* BEGIN *
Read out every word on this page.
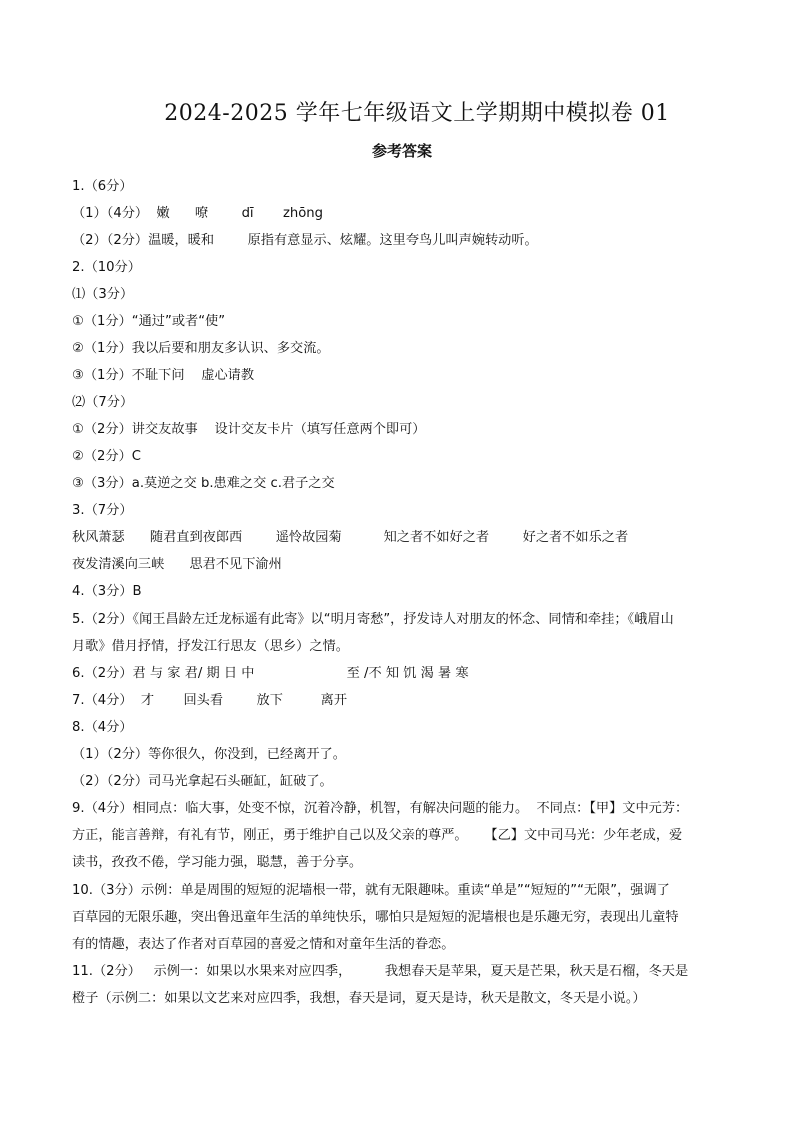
2024-2025 学年七年级语文上学期期中模拟卷 01
参考答案
1.（6分）
（1）（4分）  嫩      嘹        dī       zhōng
（2）（2分）温暖，暖和        原指有意显示、炫耀。这里夸鸟儿叫声婉转动听。
2.（10分）
⑴（3分）
①（1分）“通过”或者“使”
②（1分）我以后要和朋友多认识、多交流。
③（1分）不耻下问    虚心请教
⑵（7分）
①（2分）讲交友故事    设计交友卡片（填写任意两个即可）
②（2分）C
③（3分）a.莫逆之交 b.患难之交 c.君子之交
3.（7分）
秋风萧瑟      随君直到夜郎西        遥怜故园菊          知之者不如好之者        好之者不如乐之者
夜发清溪向三峡      思君不见下渝州
4.（3分）B
5.（2分）《闻王昌龄左迁龙标遥有此寄》以“明月寄愁”，抒发诗人对朋友的怀念、同情和牵挂；《峨眉山
月歌》借月抒情，抒发江行思友（思乡）之情。
6.（2分）君 与 家 君/ 期 日 中                      至 /不 知 饥 渴 暑 寒
7.（4分）  才       回头看        放下         离开
8.（4分）
（1）（2分）等你很久，你没到，已经离开了。
（2）（2分）司马光拿起石头砸缸，缸破了。
9.（4分）相同点：临大事，处变不惊，沉着冷静，机智，有解决问题的能力。  不同点：【甲】文中元芳：
方正，能言善辩，有礼有节，刚正，勇于维护自己以及父亲的尊严。    【乙】文中司马光：少年老成，爱
读书，孜孜不倦，学习能力强，聪慧，善于分享。
10.（3分）示例：单是周围的短短的泥墙根一带，就有无限趣味。重读“单是”“短短的”“无限”，强调了
百草园的无限乐趣，突出鲁迅童年生活的单纯快乐，哪怕只是短短的泥墙根也是乐趣无穷，表现出儿童特
有的情趣，表达了作者对百草园的喜爱之情和对童年生活的眷恋。
11.（2分）   示例一：如果以水果来对应四季，        我想春天是苹果，夏天是芒果，秋天是石榴，冬天是
橙子（示例二：如果以文艺来对应四季，我想，春天是词，夏天是诗，秋天是散文，冬天是小说。）
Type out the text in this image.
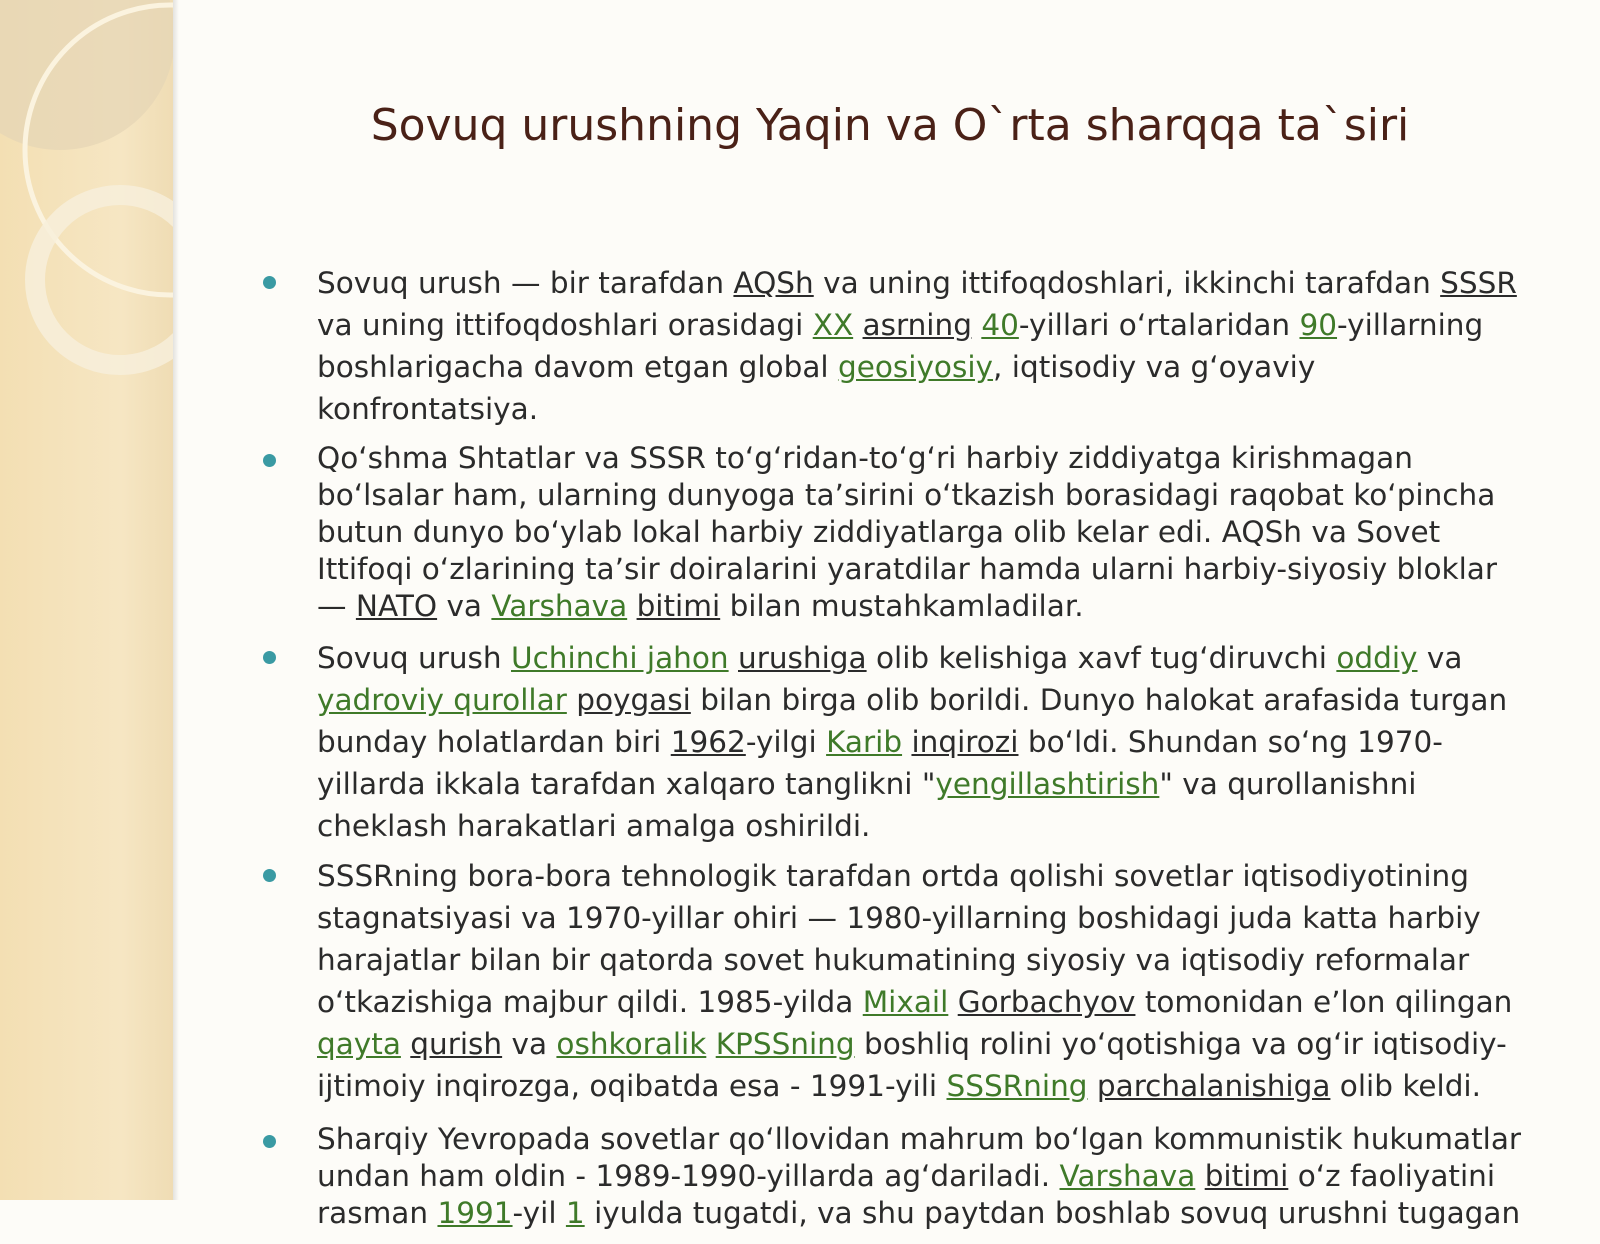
Sovuq urushning Yaqin va O`rta sharqqa ta`siri
Sovuq urush — bir tarafdan AQSh va uning ittifoqdoshlari, ikkinchi tarafdan SSSR va uning ittifoqdoshlari orasidagi XX asrning 40-yillari oʻrtalaridan 90-yillarning boshlarigacha davom etgan global geosiyosiy, iqtisodiy va gʻoyaviy konfrontatsiya.
Qoʻshma Shtatlar va SSSR toʻgʻridan-toʻgʻri harbiy ziddiyatga kirishmagan boʻlsalar ham, ularning dunyoga taʼsirini oʻtkazish borasidagi raqobat koʻpincha butun dunyo boʻylab lokal harbiy ziddiyatlarga olib kelar edi. AQSh va Sovet Ittifoqi oʻzlarining taʼsir doiralarini yaratdilar hamda ularni harbiy-siyosiy bloklar — NATO va Varshava bitimi bilan mustahkamladilar.
Sovuq urush Uchinchi jahon urushiga olib kelishiga xavf tugʻdiruvchi oddiy va yadroviy qurollar poygasi bilan birga olib borildi. Dunyo halokat arafasida turgan bunday holatlardan biri 1962-yilgi Karib inqirozi boʻldi. Shundan soʻng 1970-yillarda ikkala tarafdan xalqaro tanglikni "yengillashtirish" va qurollanishni cheklash harakatlari amalga oshirildi.
SSSRning bora-bora tehnologik tarafdan ortda qolishi sovetlar iqtisodiyotining stagnatsiyasi va 1970-yillar ohiri — 1980-yillarning boshidagi juda katta harbiy harajatlar bilan bir qatorda sovet hukumatining siyosiy va iqtisodiy reformalar oʻtkazishiga majbur qildi. 1985-yilda Mixail Gorbachyov tomonidan eʼlon qilingan qayta qurish va oshkoralik KPSSning boshliq rolini yoʻqotishiga va ogʻir iqtisodiy-ijtimoiy inqirozga, oqibatda esa - 1991-yili SSSRning parchalanishiga olib keldi.
Sharqiy Yevropada sovetlar qoʻllovidan mahrum boʻlgan kommunistik hukumatlar undan ham oldin - 1989-1990-yillarda agʻdariladi. Varshava bitimi oʻz faoliyatini rasman 1991-yil 1 iyulda tugatdi, va shu paytdan boshlab sovuq urushni tugagan
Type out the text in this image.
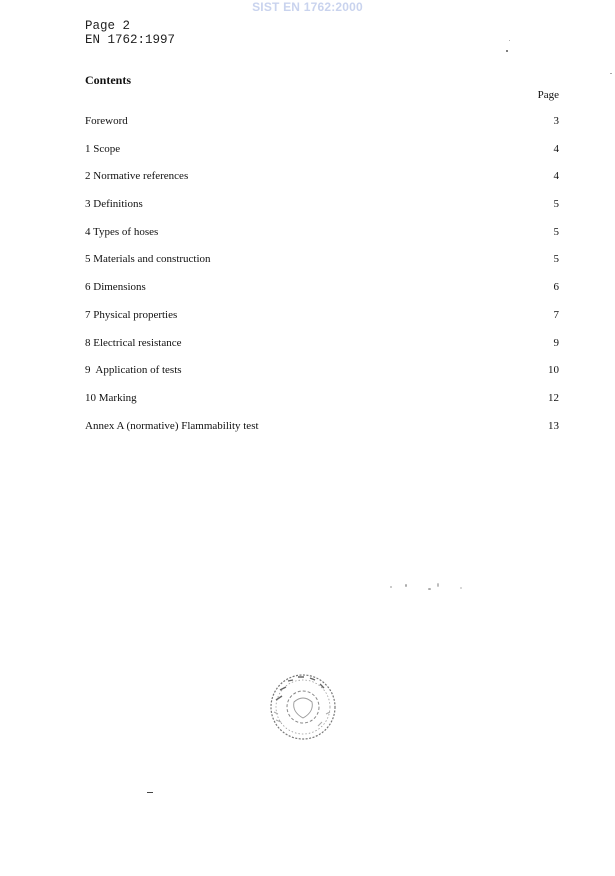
SIST EN 1762:2000
Page 2
EN 1762:1997
Contents
Page
Foreword	3
1 Scope	4
2 Normative references	4
3 Definitions	5
4 Types of hoses	5
5 Materials and construction	5
6 Dimensions	6
7 Physical properties	7
8 Electrical resistance	9
9  Application of tests	10
10 Marking	12
Annex A (normative) Flammability test	13
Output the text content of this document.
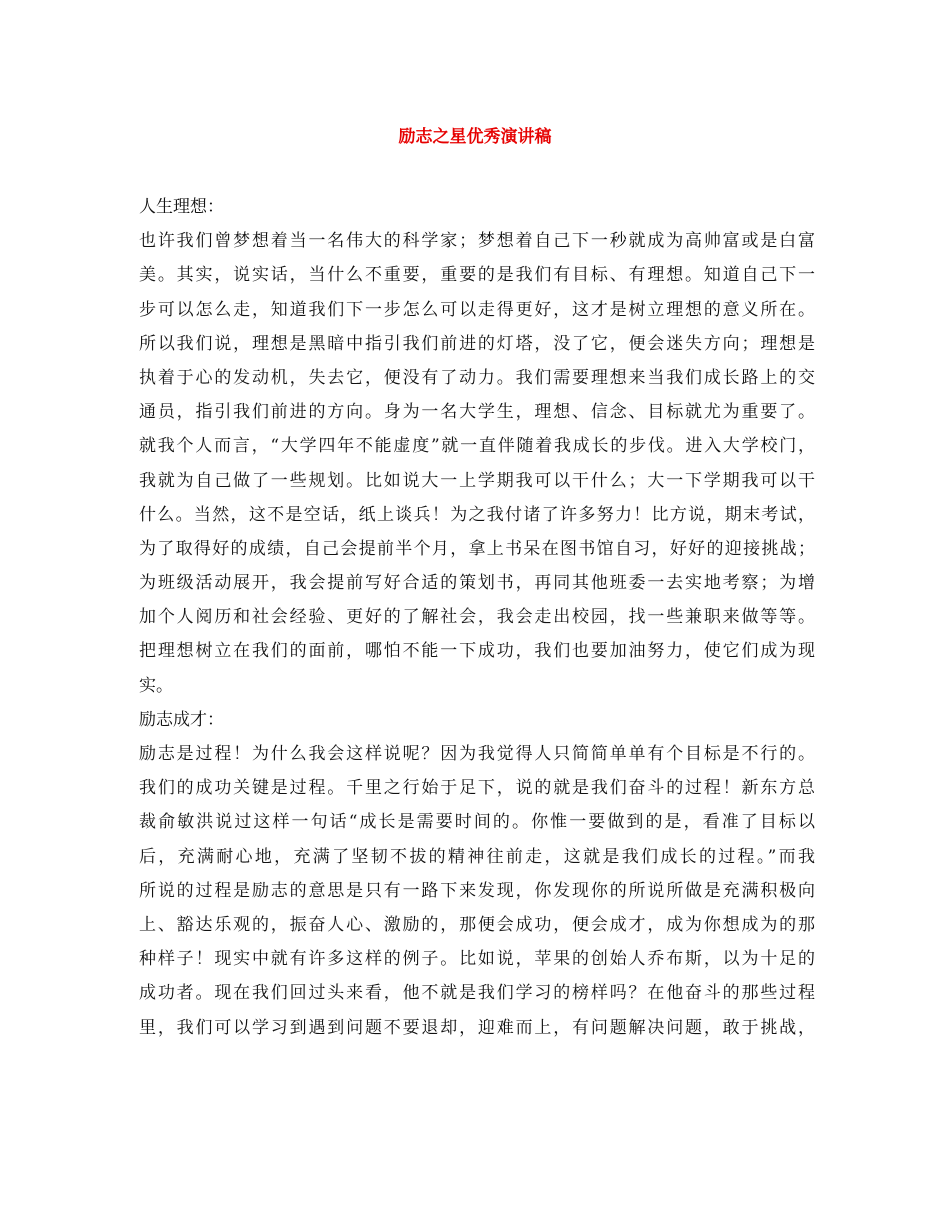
励志之星优秀演讲稿
人生理想：
也许我们曾梦想着当一名伟大的科学家；梦想着自己下一秒就成为高帅富或是白富
美。其实，说实话，当什么不重要，重要的是我们有目标、有理想。知道自己下一
步可以怎么走，知道我们下一步怎么可以走得更好，这才是树立理想的意义所在。
所以我们说，理想是黑暗中指引我们前进的灯塔，没了它，便会迷失方向；理想是
执着于心的发动机，失去它，便没有了动力。我们需要理想来当我们成长路上的交
通员，指引我们前进的方向。身为一名大学生，理想、信念、目标就尤为重要了。
就我个人而言，“大学四年不能虚度”就一直伴随着我成长的步伐。进入大学校门，
我就为自己做了一些规划。比如说大一上学期我可以干什么；大一下学期我可以干
什么。当然，这不是空话，纸上谈兵！为之我付诸了许多努力！比方说，期末考试，
为了取得好的成绩，自己会提前半个月，拿上书呆在图书馆自习，好好的迎接挑战；
为班级活动展开，我会提前写好合适的策划书，再同其他班委一去实地考察；为增
加个人阅历和社会经验、更好的了解社会，我会走出校园，找一些兼职来做等等。
把理想树立在我们的面前，哪怕不能一下成功，我们也要加油努力，使它们成为现
实。
励志成才：
励志是过程！为什么我会这样说呢？因为我觉得人只简简单单有个目标是不行的。
我们的成功关键是过程。千里之行始于足下，说的就是我们奋斗的过程！新东方总
裁俞敏洪说过这样一句话“成长是需要时间的。你惟一要做到的是，看准了目标以
后，充满耐心地，充满了坚韧不拔的精神往前走，这就是我们成长的过程。”而我
所说的过程是励志的意思是只有一路下来发现，你发现你的所说所做是充满积极向
上、豁达乐观的，振奋人心、激励的，那便会成功，便会成才，成为你想成为的那
种样子！现实中就有许多这样的例子。比如说，苹果的创始人乔布斯，以为十足的
成功者。现在我们回过头来看，他不就是我们学习的榜样吗？在他奋斗的那些过程
里，我们可以学习到遇到问题不要退却，迎难而上，有问题解决问题，敢于挑战，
* END *
● OBJECTIVE
Excluding the pictures, restate the records above word for word.

● EXPECTED ANSWER
Read out every word on this page.
2024-2025 学年七年级语文上学期期中模拟卷 01
参考答案
1.（6分）
（1）（4分）  嫩      嘹        dī       zhōng
（2）（2分）温暖，暖和        原指有意显示、炫耀。这里夸鸟儿叫声婉转动听。
2.（10分）
⑴（3分）
①（1分）“通过”或者“使”
②（1分）我以后要和朋友多认识、多交流。
③（1分）不耻下问    虚心请教
⑵（7分）
①（2分）讲交友故事    设计交友卡片（填写任意两个即可）
②（2分）C
③（3分）a.莫逆之交 b.患难之交 c.君子之交
3.（7分）
秋风萧瑟      随君直到夜郎西        遥怜故园菊          知之者不如好之者        好之者不如乐之者
夜发清溪向三峡      思君不见下渝州
4.（3分）B
5.（2分）《闻王昌龄左迁龙标遥有此寄》以“明月寄愁”，抒发诗人对朋友的怀念、同情和牵挂；《峨眉山
月歌》借月抒情，抒发江行思友（思乡）之情。
6.（2分）君 与 家 君/ 期 日 中                      至 /不 知 饥 渴 暑 寒
7.（4分）  才       回头看        放下         离开
8.（4分）
（1）（2分）等你很久，你没到，已经离开了。
（2）（2分）司马光拿起石头砸缸，缸破了。
9.（4分）相同点：临大事，处变不惊，沉着冷静，机智，有解决问题的能力。  不同点：【甲】文中元芳：
方正，能言善辩，有礼有节，刚正，勇于维护自己以及父亲的尊严。    【乙】文中司马光：少年老成，爱
读书，孜孜不倦，学习能力强，聪慧，善于分享。
10.（3分）示例：单是周围的短短的泥墙根一带，就有无限趣味。重读“单是”“短短的”“无限”，强调了
百草园的无限乐趣，突出鲁迅童年生活的单纯快乐，哪怕只是短短的泥墙根也是乐趣无穷，表现出儿童特
有的情趣，表达了作者对百草园的喜爱之情和对童年生活的眷恋。
11.（2分）   示例一：如果以水果来对应四季，        我想春天是苹果，夏天是芒果，秋天是石榴，冬天是
橙子（示例二：如果以文艺来对应四季，我想，春天是词，夏天是诗，秋天是散文，冬天是小说。）
Type out the text in this image.
Sovuq urushning Yaqin va O`rta sharqqa ta`siri
Sovuq urush — bir tarafdan AQSh va uning ittifoqdoshlari, ikkinchi tarafdan SSSR va uning ittifoqdoshlari orasidagi XX asrning 40-yillari oʻrtalaridan 90-yillarning boshlarigacha davom etgan global geosiyosiy, iqtisodiy va gʻoyaviy konfrontatsiya.
Qoʻshma Shtatlar va SSSR toʻgʻridan-toʻgʻri harbiy ziddiyatga kirishmagan boʻlsalar ham, ularning dunyoga taʼsirini oʻtkazish borasidagi raqobat koʻpincha butun dunyo boʻylab lokal harbiy ziddiyatlarga olib kelar edi. AQSh va Sovet Ittifoqi oʻzlarining taʼsir doiralarini yaratdilar hamda ularni harbiy-siyosiy bloklar — NATO va Varshava bitimi bilan mustahkamladilar.
Sovuq urush Uchinchi jahon urushiga olib kelishiga xavf tugʻdiruvchi oddiy va yadroviy qurollar poygasi bilan birga olib borildi. Dunyo halokat arafasida turgan bunday holatlardan biri 1962-yilgi Karib inqirozi boʻldi. Shundan soʻng 1970-yillarda ikkala tarafdan xalqaro tanglikni "yengillashtirish" va qurollanishni cheklash harakatlari amalga oshirildi.
SSSRning bora-bora tehnologik tarafdan ortda qolishi sovetlar iqtisodiyotining stagnatsiyasi va 1970-yillar ohiri — 1980-yillarning boshidagi juda katta harbiy harajatlar bilan bir qatorda sovet hukumatining siyosiy va iqtisodiy reformalar oʻtkazishiga majbur qildi. 1985-yilda Mixail Gorbachyov tomonidan eʼlon qilingan qayta qurish va oshkoralik KPSSning boshliq rolini yoʻqotishiga va ogʻir iqtisodiy-ijtimoiy inqirozga, oqibatda esa - 1991-yili SSSRning parchalanishiga olib keldi.
Sharqiy Yevropada sovetlar qoʻllovidan mahrum boʻlgan kommunistik hukumatlar undan ham oldin - 1989-1990-yillarda agʻdariladi. Varshava bitimi oʻz faoliyatini rasman 1991-yil 1 iyulda tugatdi, va shu paytdan boshlab sovuq urushni tugagan
Type out the text in this image.
SIST EN 1762:2000
Page 2
EN 1762:1997
Contents
Page
Foreword	3
1 Scope	4
2 Normative references	4
3 Definitions	5
4 Types of hoses	5
5 Materials and construction	5
6 Dimensions	6
7 Physical properties	7
8 Electrical resistance	9
9  Application of tests	10
10 Marking	12
Annex A (normative) Flammability test	13
Output the text content of this document.
励志之星优秀演讲稿
人生理想：
也许我们曾梦想着当一名伟大的科学家；梦想着自己下一秒就成为高帅富或是白富
美。其实，说实话，当什么不重要，重要的是我们有目标、有理想。知道自己下一
步可以怎么走，知道我们下一步怎么可以走得更好，这才是树立理想的意义所在。
所以我们说，理想是黑暗中指引我们前进的灯塔，没了它，便会迷失方向；理想是
执着于心的发动机，失去它，便没有了动力。我们需要理想来当我们成长路上的交
通员，指引我们前进的方向。身为一名大学生，理想、信念、目标就尤为重要了。
就我个人而言，“大学四年不能虚度”就一直伴随着我成长的步伐。进入大学校门，
我就为自己做了一些规划。比如说大一上学期我可以干什么；大一下学期我可以干
什么。当然，这不是空话，纸上谈兵！为之我付诸了许多努力！比方说，期末考试，
为了取得好的成绩，自己会提前半个月，拿上书呆在图书馆自习，好好的迎接挑战；
为班级活动展开，我会提前写好合适的策划书，再同其他班委一去实地考察；为增
加个人阅历和社会经验、更好的了解社会，我会走出校园，找一些兼职来做等等。
把理想树立在我们的面前，哪怕不能一下成功，我们也要加油努力，使它们成为现
实。
励志成才：
励志是过程！为什么我会这样说呢？因为我觉得人只简简单单有个目标是不行的。
我们的成功关键是过程。千里之行始于足下，说的就是我们奋斗的过程！新东方总
裁俞敏洪说过这样一句话“成长是需要时间的。你惟一要做到的是，看准了目标以
后，充满耐心地，充满了坚韧不拔的精神往前走，这就是我们成长的过程。”而我
所说的过程是励志的意思是只有一路下来发现，你发现你的所说所做是充满积极向
上、豁达乐观的，振奋人心、激励的，那便会成功，便会成才，成为你想成为的那
种样子！现实中就有许多这样的例子。比如说，苹果的创始人乔布斯，以为十足的
成功者。现在我们回过头来看，他不就是我们学习的榜样吗？在他奋斗的那些过程
里，我们可以学习到遇到问题不要退却，迎难而上，有问题解决问题，敢于挑战，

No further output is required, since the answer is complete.